Given request >> In the listing below, find every line containing "Which" and copy it out.

Material for this exercise >>

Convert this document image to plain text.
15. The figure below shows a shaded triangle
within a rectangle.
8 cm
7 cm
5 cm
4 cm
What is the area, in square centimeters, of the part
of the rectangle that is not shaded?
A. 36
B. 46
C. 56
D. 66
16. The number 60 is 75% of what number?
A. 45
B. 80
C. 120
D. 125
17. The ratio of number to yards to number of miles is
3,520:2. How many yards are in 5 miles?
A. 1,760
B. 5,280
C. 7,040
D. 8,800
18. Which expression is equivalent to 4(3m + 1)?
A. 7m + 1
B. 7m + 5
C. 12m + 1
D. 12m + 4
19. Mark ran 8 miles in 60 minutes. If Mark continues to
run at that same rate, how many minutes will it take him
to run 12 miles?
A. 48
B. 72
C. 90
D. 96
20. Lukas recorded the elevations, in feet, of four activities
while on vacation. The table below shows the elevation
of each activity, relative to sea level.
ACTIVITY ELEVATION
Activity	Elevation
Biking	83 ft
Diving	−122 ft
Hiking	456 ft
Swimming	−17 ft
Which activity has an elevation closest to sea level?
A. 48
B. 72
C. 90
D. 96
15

---

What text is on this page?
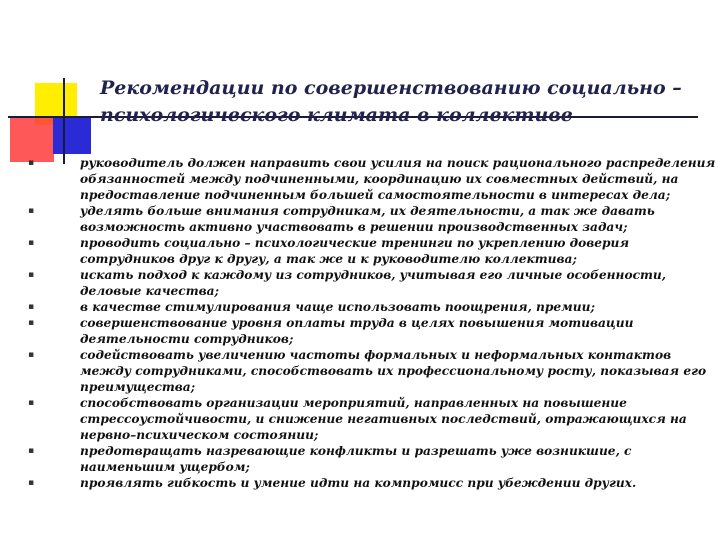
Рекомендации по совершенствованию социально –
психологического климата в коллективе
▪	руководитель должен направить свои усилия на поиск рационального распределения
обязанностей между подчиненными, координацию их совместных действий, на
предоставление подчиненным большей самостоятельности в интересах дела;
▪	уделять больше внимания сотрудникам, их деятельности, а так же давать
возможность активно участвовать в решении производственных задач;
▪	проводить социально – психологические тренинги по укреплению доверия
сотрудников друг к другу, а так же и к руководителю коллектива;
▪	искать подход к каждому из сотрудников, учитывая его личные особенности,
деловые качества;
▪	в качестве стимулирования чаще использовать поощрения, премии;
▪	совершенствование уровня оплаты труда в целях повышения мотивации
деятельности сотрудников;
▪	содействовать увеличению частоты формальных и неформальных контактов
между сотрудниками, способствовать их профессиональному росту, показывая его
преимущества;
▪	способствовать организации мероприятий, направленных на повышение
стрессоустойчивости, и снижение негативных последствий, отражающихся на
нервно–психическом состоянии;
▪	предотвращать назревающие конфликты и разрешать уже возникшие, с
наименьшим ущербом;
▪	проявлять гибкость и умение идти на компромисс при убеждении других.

The completed task >>
18. Which expression is equivalent to 4(3m + 1)?
Which activity has an elevation closest to sea level?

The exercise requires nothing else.